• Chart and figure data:
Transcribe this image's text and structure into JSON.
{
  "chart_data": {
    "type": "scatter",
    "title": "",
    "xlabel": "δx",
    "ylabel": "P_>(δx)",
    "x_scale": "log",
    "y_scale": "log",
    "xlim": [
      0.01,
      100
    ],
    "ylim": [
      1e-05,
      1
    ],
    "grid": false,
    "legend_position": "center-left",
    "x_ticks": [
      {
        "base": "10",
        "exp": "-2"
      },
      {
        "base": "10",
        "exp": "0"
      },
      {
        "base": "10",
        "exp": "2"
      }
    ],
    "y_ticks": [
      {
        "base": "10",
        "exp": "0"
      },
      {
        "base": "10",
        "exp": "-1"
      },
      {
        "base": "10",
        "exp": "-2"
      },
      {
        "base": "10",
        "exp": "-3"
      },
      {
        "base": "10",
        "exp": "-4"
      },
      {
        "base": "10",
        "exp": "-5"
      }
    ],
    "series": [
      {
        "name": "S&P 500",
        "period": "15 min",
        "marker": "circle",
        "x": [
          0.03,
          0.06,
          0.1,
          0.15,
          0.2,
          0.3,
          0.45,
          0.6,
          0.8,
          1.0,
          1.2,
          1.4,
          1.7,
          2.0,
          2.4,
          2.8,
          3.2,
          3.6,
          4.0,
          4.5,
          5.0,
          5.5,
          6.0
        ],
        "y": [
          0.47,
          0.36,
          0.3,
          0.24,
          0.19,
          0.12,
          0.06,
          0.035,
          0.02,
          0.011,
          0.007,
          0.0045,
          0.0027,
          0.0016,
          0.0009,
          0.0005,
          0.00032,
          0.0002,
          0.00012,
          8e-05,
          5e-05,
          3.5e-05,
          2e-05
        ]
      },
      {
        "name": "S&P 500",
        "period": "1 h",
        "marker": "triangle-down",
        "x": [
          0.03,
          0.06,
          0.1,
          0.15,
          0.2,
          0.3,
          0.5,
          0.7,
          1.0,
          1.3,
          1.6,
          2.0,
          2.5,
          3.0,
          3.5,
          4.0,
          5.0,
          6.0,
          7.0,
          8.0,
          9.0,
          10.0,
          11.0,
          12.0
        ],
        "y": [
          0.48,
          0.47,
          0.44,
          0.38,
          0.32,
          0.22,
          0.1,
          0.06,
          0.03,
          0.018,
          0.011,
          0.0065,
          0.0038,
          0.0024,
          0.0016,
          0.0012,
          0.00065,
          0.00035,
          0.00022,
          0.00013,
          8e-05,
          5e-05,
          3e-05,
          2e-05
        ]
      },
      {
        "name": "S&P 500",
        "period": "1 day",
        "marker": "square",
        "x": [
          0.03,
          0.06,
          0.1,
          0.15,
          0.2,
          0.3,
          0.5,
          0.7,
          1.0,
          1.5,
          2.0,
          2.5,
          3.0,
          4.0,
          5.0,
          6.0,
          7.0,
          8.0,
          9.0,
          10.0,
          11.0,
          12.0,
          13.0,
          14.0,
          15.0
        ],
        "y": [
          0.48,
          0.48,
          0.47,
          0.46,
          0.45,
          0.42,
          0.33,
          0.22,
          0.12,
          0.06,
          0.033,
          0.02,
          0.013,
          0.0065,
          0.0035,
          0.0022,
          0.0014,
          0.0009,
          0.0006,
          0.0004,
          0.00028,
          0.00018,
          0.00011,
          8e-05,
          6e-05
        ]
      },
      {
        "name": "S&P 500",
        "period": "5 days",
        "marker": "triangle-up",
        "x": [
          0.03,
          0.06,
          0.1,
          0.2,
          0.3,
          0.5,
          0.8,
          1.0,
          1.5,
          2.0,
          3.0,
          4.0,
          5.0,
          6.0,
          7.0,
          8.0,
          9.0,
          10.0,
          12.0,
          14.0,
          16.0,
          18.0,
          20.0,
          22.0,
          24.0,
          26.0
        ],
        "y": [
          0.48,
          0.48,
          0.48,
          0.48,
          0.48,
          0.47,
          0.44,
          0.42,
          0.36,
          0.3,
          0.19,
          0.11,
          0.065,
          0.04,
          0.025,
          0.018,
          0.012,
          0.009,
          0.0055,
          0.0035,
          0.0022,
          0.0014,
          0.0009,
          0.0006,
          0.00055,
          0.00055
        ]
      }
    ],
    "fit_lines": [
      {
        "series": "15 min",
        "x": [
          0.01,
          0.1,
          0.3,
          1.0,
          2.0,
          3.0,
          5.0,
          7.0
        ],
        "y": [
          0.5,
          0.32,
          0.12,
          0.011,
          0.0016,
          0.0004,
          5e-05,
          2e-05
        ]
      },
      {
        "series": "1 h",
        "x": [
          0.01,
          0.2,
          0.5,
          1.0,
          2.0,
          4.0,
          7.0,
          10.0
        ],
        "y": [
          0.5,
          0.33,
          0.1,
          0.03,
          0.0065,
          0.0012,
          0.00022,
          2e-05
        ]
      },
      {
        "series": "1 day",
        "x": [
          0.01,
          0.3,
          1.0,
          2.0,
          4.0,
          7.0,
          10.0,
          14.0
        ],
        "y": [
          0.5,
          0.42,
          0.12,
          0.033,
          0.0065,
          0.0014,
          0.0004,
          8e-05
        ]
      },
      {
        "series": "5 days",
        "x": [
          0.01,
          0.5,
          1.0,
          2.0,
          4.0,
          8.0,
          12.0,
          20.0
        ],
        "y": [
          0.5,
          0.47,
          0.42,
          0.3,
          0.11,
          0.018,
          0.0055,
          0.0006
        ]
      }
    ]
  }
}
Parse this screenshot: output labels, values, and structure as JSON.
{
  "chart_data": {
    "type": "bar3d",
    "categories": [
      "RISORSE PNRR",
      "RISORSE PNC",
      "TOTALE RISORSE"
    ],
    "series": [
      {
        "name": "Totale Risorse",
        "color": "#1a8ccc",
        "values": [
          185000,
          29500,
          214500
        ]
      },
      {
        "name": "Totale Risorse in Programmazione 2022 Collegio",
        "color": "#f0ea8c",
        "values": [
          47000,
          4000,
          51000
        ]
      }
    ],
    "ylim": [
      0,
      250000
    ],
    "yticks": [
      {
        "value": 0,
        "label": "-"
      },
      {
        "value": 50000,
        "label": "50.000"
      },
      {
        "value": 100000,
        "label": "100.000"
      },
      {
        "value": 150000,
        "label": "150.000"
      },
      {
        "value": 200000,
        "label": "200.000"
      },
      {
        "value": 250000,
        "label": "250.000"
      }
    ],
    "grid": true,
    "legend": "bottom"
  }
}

• Stated task: Return every line of the preceding records in which the word "this" appears.

• Exercise response:
Transcribe this image's text and structure into JSON.
Parse this screenshot: output labels, values, and structure as JSON.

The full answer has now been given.